Stated goal → From the entries below, extract every line that includes the word "Diversity".

Records about charts and figures →
Begin
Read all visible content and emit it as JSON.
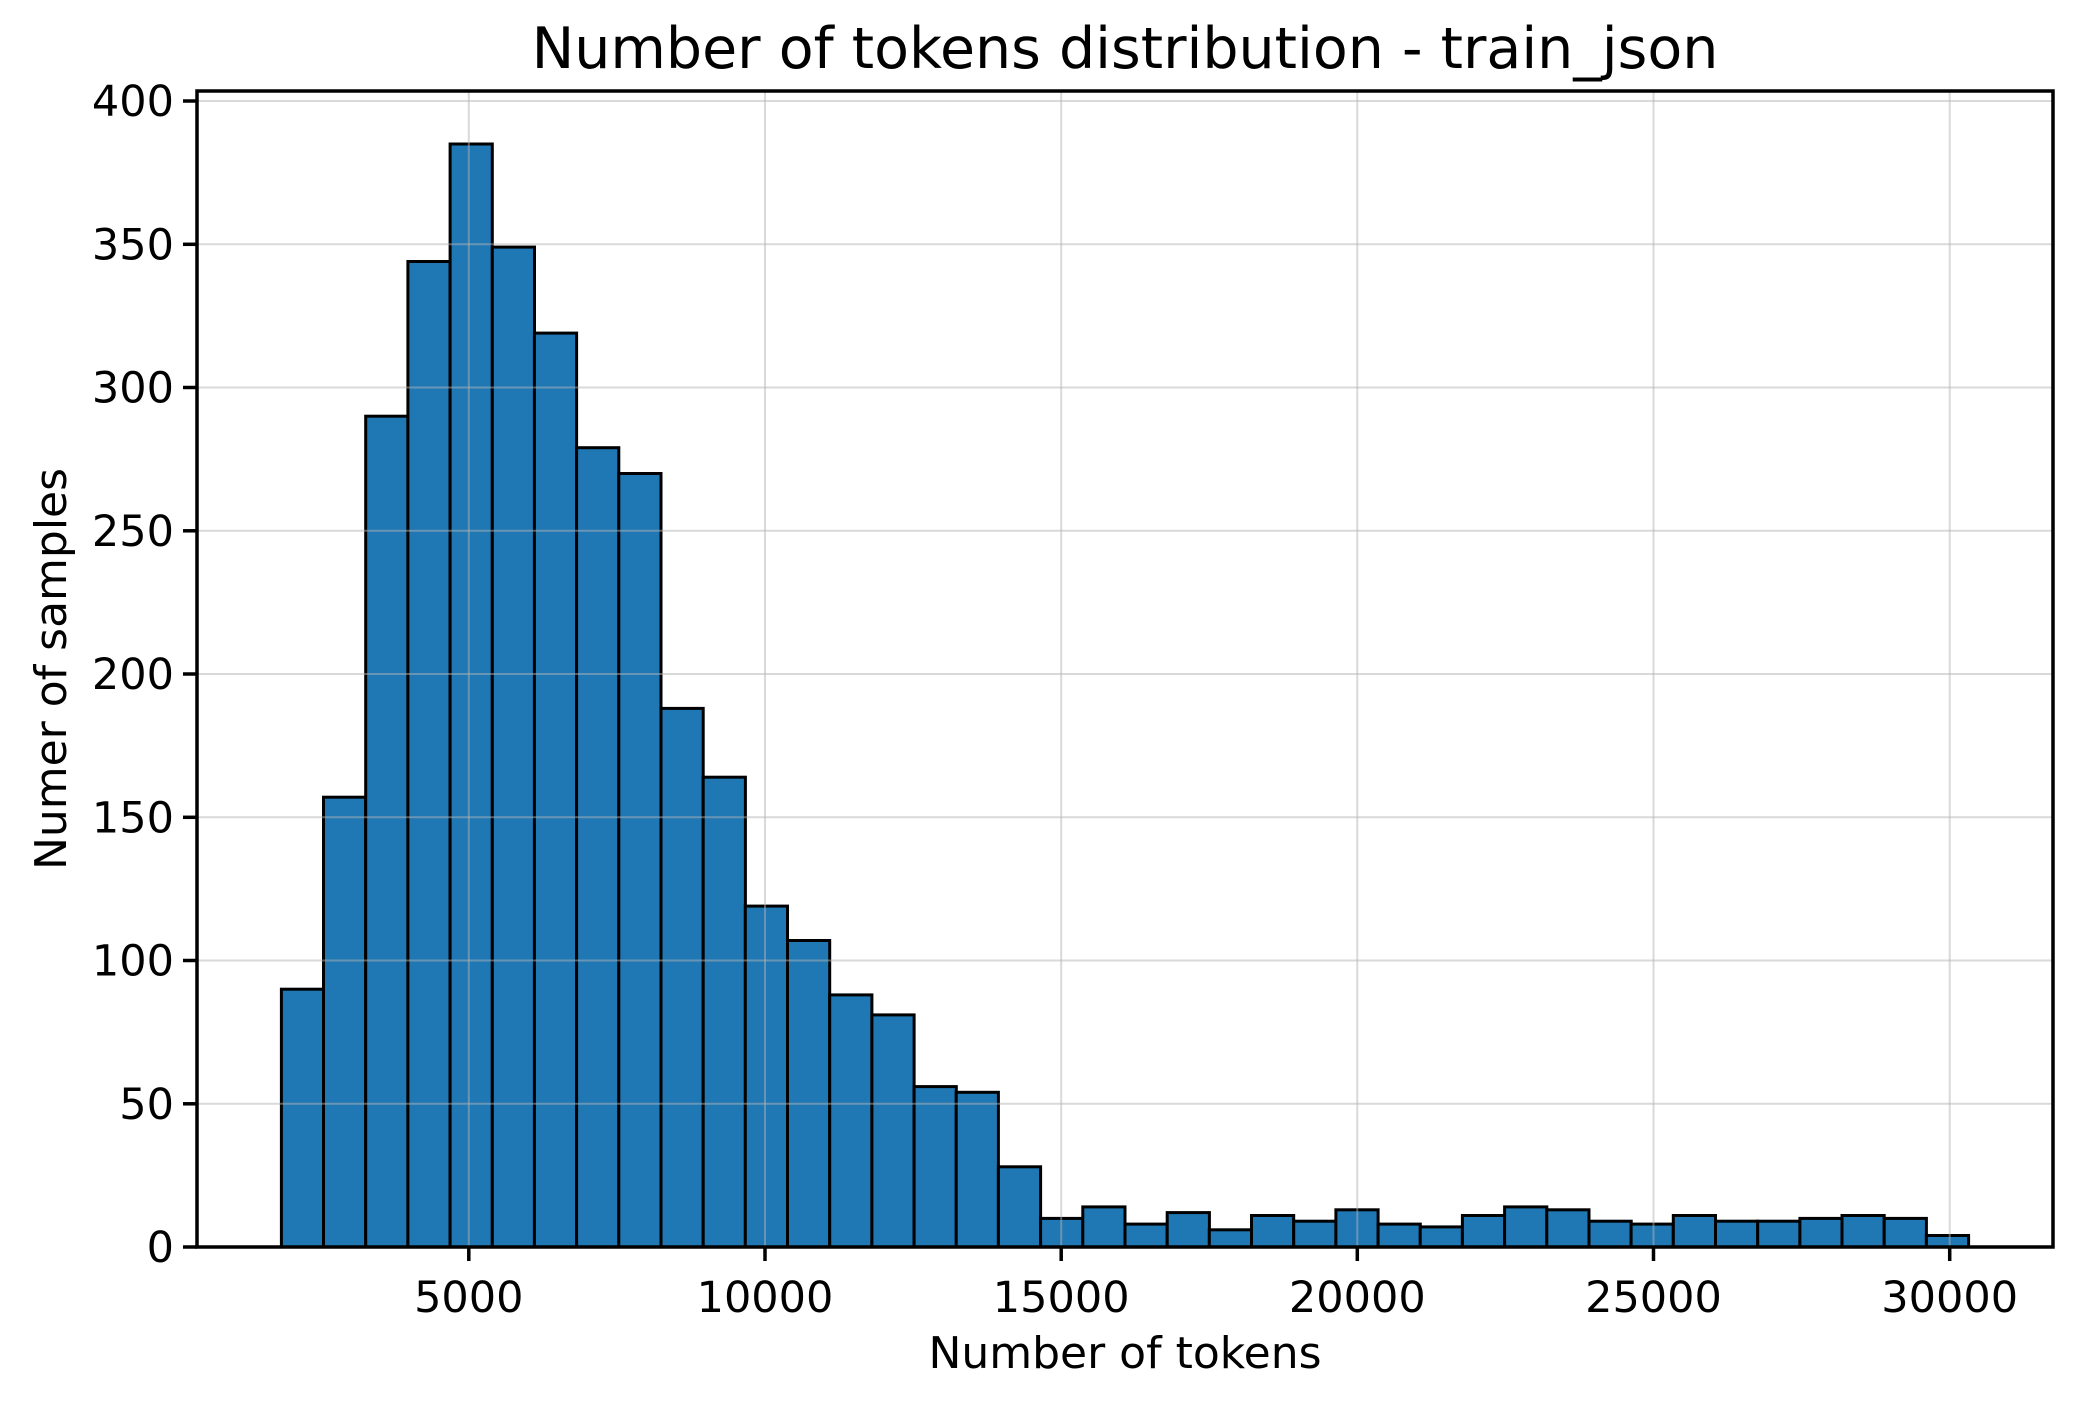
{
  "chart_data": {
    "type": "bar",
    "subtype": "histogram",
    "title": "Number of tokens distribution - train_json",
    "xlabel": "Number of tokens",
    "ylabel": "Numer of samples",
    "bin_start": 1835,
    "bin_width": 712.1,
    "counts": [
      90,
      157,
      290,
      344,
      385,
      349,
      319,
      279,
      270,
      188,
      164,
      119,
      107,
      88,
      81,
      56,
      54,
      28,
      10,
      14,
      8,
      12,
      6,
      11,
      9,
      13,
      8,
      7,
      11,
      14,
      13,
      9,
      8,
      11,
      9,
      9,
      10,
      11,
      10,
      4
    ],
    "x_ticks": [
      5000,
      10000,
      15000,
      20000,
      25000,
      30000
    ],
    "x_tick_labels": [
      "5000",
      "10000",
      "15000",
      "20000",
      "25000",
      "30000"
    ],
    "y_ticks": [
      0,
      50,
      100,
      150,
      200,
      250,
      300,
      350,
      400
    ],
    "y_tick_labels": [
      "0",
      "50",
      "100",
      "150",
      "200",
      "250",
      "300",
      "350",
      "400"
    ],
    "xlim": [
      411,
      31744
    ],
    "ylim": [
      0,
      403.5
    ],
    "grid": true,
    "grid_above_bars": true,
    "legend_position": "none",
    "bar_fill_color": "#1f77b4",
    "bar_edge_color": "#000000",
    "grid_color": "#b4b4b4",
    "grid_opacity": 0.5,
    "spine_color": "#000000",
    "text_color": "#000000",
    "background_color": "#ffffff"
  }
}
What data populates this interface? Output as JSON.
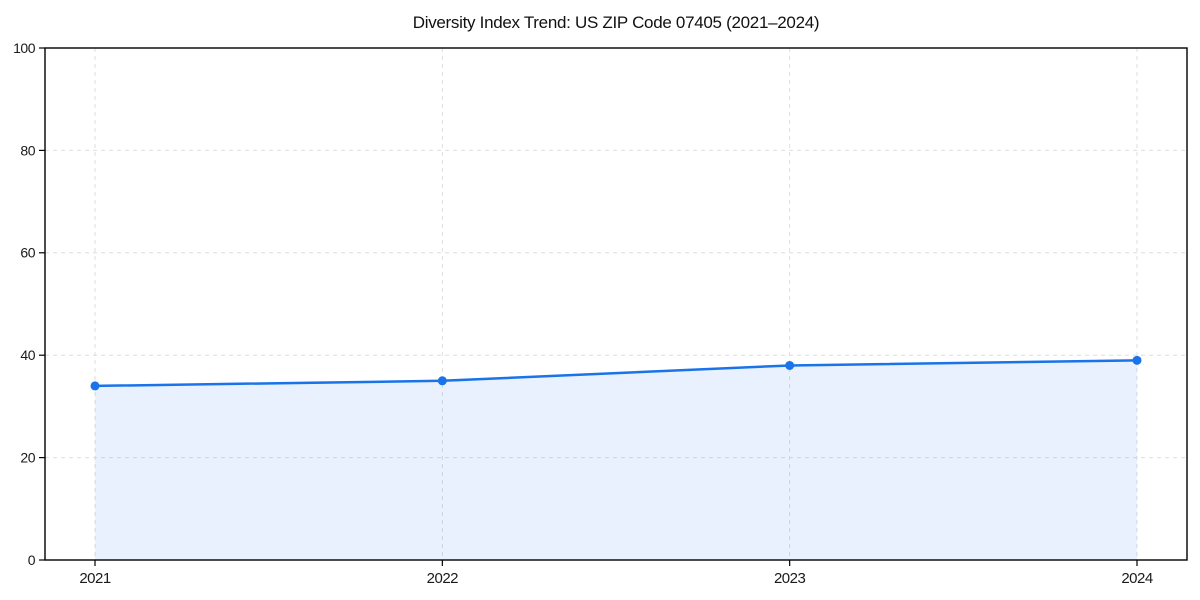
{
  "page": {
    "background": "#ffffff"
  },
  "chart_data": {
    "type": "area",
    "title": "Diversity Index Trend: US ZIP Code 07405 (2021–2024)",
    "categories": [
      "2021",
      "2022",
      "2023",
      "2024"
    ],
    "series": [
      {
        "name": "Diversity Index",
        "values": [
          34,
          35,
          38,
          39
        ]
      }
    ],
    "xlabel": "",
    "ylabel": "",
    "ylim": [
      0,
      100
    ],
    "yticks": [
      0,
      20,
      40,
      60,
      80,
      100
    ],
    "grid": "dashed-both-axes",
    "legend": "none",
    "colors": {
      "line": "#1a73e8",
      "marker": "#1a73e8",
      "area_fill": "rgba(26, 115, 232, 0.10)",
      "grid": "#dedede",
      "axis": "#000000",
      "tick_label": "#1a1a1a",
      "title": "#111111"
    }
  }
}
End
Begin
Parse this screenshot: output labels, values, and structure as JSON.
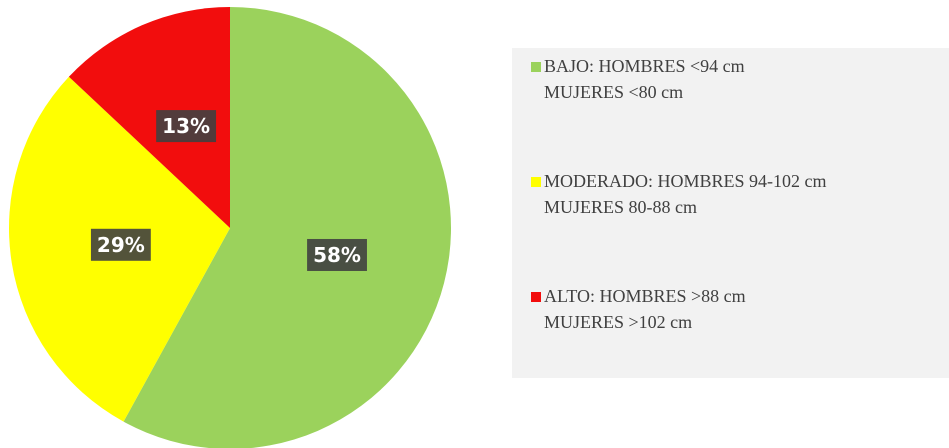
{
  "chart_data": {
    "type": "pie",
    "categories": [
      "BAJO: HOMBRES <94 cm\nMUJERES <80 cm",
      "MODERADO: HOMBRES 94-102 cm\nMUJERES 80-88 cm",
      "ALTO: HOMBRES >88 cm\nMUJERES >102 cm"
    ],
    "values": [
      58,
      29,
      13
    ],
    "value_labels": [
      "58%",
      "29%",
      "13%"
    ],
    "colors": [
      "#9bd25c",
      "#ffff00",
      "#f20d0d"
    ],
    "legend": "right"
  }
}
End
Answer to the exercise →
    "title": "Diversity Index Trend: US ZIP Code 07405 (2021–2024)",
        "name": "Diversity Index",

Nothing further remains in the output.